◆ GIVEN EXERCISE
The records that follow are to be repeated exactly, with the pictures removed.

◆ AVAILABLE RECORDS
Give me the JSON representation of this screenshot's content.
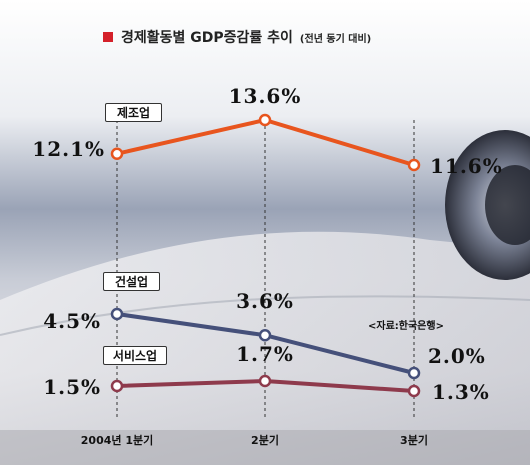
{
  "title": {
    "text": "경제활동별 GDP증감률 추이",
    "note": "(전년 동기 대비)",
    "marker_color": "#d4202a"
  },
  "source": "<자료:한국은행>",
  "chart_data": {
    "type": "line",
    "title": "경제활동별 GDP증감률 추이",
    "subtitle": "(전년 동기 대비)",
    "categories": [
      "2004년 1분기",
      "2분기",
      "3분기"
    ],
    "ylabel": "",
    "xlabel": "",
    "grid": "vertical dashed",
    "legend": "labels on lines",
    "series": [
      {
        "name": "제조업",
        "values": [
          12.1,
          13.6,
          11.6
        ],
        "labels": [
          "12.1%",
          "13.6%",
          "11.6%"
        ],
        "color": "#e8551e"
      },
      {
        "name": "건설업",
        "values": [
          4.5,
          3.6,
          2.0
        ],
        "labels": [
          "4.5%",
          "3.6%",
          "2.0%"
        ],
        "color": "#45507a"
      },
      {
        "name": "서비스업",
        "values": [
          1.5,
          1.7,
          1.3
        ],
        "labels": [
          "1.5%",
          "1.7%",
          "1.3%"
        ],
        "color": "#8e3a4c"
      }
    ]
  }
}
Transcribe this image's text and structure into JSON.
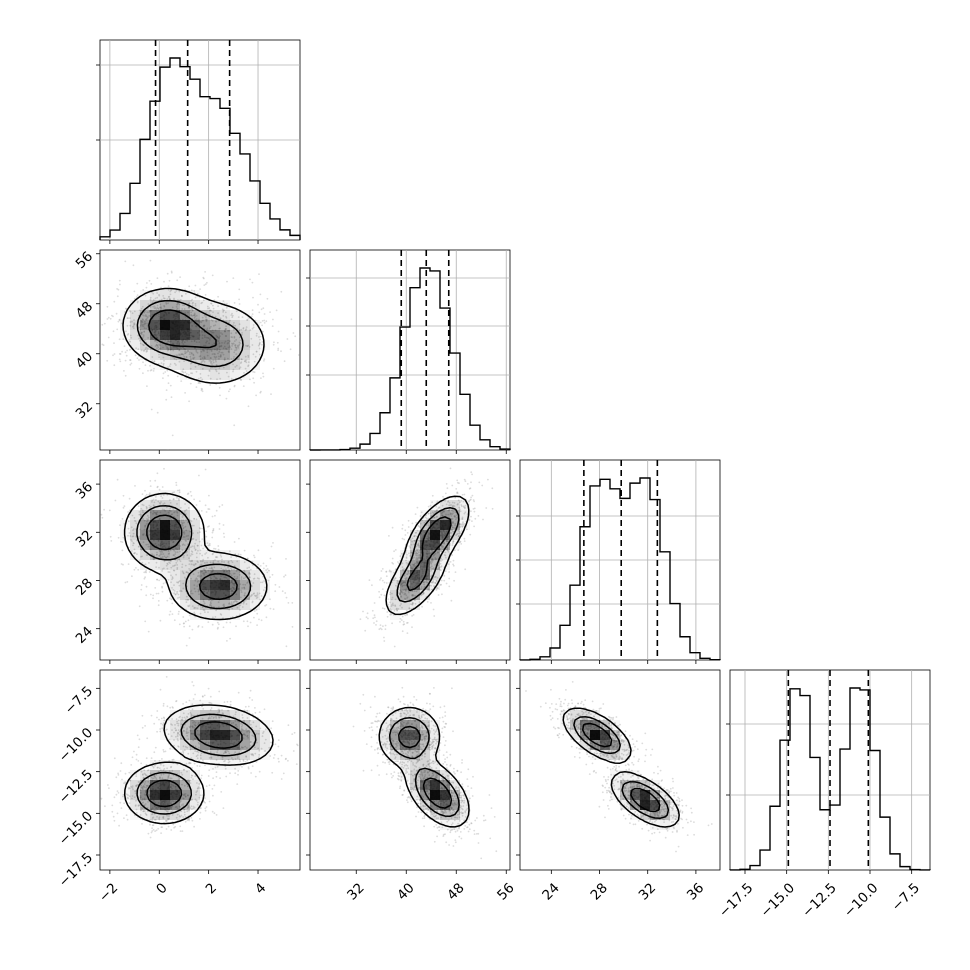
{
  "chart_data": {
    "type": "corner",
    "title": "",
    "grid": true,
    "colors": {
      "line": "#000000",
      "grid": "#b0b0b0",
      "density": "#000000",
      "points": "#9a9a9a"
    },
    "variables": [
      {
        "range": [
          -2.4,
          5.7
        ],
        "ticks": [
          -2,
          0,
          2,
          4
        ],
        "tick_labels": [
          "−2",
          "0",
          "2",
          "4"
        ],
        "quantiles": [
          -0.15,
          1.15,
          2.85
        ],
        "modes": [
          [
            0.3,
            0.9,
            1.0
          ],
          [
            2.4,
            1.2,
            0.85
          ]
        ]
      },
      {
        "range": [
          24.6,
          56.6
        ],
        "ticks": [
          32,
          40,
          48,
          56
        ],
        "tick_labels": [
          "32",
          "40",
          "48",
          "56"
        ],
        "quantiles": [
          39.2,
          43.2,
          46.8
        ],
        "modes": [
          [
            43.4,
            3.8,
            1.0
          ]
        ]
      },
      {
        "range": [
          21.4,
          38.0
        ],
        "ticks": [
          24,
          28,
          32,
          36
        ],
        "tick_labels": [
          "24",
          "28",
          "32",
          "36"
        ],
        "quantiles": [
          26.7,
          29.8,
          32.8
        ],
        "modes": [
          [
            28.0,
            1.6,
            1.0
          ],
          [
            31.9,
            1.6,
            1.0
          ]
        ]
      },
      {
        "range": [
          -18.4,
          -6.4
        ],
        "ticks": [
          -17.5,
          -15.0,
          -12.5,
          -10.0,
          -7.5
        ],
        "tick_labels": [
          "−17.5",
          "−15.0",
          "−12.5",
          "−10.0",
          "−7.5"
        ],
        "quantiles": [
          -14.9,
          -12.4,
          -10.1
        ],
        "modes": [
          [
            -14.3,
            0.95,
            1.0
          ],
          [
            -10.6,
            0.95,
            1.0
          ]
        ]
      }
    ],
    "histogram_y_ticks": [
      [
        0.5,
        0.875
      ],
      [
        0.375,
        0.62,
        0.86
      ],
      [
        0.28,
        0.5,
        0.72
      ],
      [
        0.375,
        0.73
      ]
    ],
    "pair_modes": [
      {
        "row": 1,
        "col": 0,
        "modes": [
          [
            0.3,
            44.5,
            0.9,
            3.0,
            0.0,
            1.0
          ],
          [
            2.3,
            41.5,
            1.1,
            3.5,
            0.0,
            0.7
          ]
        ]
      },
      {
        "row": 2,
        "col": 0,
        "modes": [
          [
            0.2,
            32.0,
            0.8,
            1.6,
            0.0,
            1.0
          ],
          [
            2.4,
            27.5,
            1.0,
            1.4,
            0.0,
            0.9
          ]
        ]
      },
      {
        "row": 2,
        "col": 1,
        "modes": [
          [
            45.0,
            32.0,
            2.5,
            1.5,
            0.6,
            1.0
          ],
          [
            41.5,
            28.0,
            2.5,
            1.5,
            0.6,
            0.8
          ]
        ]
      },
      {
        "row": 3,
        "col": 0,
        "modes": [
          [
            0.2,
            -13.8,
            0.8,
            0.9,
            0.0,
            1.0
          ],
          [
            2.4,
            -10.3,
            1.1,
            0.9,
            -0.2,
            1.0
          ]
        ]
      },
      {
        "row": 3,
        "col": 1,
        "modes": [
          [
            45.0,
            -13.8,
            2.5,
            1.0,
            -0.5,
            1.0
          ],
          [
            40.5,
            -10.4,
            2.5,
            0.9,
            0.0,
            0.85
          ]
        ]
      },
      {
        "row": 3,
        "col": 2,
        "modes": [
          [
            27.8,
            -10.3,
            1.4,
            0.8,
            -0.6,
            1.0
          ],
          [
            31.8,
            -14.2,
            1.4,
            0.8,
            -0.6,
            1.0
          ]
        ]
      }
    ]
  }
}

◆ EXERCISE RESPONSE
Give me the JSON representation of this screenshot's content.
{
  "title": {
    "text": "경제활동별 GDP증감률 추이",
    "note": "(전년 동기 대비)",
    "marker_color": "#d4202a"
  },
  "source": "<자료:한국은행>",
  "chart_data": {
    "type": "line",
    "title": "경제활동별 GDP증감률 추이",
    "subtitle": "(전년 동기 대비)",
    "categories": [
      "2004년 1분기",
      "2분기",
      "3분기"
    ],
    "ylabel": "",
    "xlabel": "",
    "grid": "vertical dashed",
    "legend": "labels on lines",
    "series": [
      {
        "name": "제조업",
        "values": [
          12.1,
          13.6,
          11.6
        ],
        "labels": [
          "12.1%",
          "13.6%",
          "11.6%"
        ],
        "color": "#e8551e"
      },
      {
        "name": "건설업",
        "values": [
          4.5,
          3.6,
          2.0
        ],
        "labels": [
          "4.5%",
          "3.6%",
          "2.0%"
        ],
        "color": "#45507a"
      },
      {
        "name": "서비스업",
        "values": [
          1.5,
          1.7,
          1.3
        ],
        "labels": [
          "1.5%",
          "1.7%",
          "1.3%"
        ],
        "color": "#8e3a4c"
      }
    ]
  }
}
Transcribe this image's text and structure into JSON.
{
  "chart_data": {
    "type": "corner",
    "title": "",
    "grid": true,
    "colors": {
      "line": "#000000",
      "grid": "#b0b0b0",
      "density": "#000000",
      "points": "#9a9a9a"
    },
    "variables": [
      {
        "range": [
          -2.4,
          5.7
        ],
        "ticks": [
          -2,
          0,
          2,
          4
        ],
        "tick_labels": [
          "−2",
          "0",
          "2",
          "4"
        ],
        "quantiles": [
          -0.15,
          1.15,
          2.85
        ],
        "modes": [
          [
            0.3,
            0.9,
            1.0
          ],
          [
            2.4,
            1.2,
            0.85
          ]
        ]
      },
      {
        "range": [
          24.6,
          56.6
        ],
        "ticks": [
          32,
          40,
          48,
          56
        ],
        "tick_labels": [
          "32",
          "40",
          "48",
          "56"
        ],
        "quantiles": [
          39.2,
          43.2,
          46.8
        ],
        "modes": [
          [
            43.4,
            3.8,
            1.0
          ]
        ]
      },
      {
        "range": [
          21.4,
          38.0
        ],
        "ticks": [
          24,
          28,
          32,
          36
        ],
        "tick_labels": [
          "24",
          "28",
          "32",
          "36"
        ],
        "quantiles": [
          26.7,
          29.8,
          32.8
        ],
        "modes": [
          [
            28.0,
            1.6,
            1.0
          ],
          [
            31.9,
            1.6,
            1.0
          ]
        ]
      },
      {
        "range": [
          -18.4,
          -6.4
        ],
        "ticks": [
          -17.5,
          -15.0,
          -12.5,
          -10.0,
          -7.5
        ],
        "tick_labels": [
          "−17.5",
          "−15.0",
          "−12.5",
          "−10.0",
          "−7.5"
        ],
        "quantiles": [
          -14.9,
          -12.4,
          -10.1
        ],
        "modes": [
          [
            -14.3,
            0.95,
            1.0
          ],
          [
            -10.6,
            0.95,
            1.0
          ]
        ]
      }
    ],
    "histogram_y_ticks": [
      [
        0.5,
        0.875
      ],
      [
        0.375,
        0.62,
        0.86
      ],
      [
        0.28,
        0.5,
        0.72
      ],
      [
        0.375,
        0.73
      ]
    ],
    "pair_modes": [
      {
        "row": 1,
        "col": 0,
        "modes": [
          [
            0.3,
            44.5,
            0.9,
            3.0,
            0.0,
            1.0
          ],
          [
            2.3,
            41.5,
            1.1,
            3.5,
            0.0,
            0.7
          ]
        ]
      },
      {
        "row": 2,
        "col": 0,
        "modes": [
          [
            0.2,
            32.0,
            0.8,
            1.6,
            0.0,
            1.0
          ],
          [
            2.4,
            27.5,
            1.0,
            1.4,
            0.0,
            0.9
          ]
        ]
      },
      {
        "row": 2,
        "col": 1,
        "modes": [
          [
            45.0,
            32.0,
            2.5,
            1.5,
            0.6,
            1.0
          ],
          [
            41.5,
            28.0,
            2.5,
            1.5,
            0.6,
            0.8
          ]
        ]
      },
      {
        "row": 3,
        "col": 0,
        "modes": [
          [
            0.2,
            -13.8,
            0.8,
            0.9,
            0.0,
            1.0
          ],
          [
            2.4,
            -10.3,
            1.1,
            0.9,
            -0.2,
            1.0
          ]
        ]
      },
      {
        "row": 3,
        "col": 1,
        "modes": [
          [
            45.0,
            -13.8,
            2.5,
            1.0,
            -0.5,
            1.0
          ],
          [
            40.5,
            -10.4,
            2.5,
            0.9,
            0.0,
            0.85
          ]
        ]
      },
      {
        "row": 3,
        "col": 2,
        "modes": [
          [
            27.8,
            -10.3,
            1.4,
            0.8,
            -0.6,
            1.0
          ],
          [
            31.8,
            -14.2,
            1.4,
            0.8,
            -0.6,
            1.0
          ]
        ]
      }
    ]
  }
}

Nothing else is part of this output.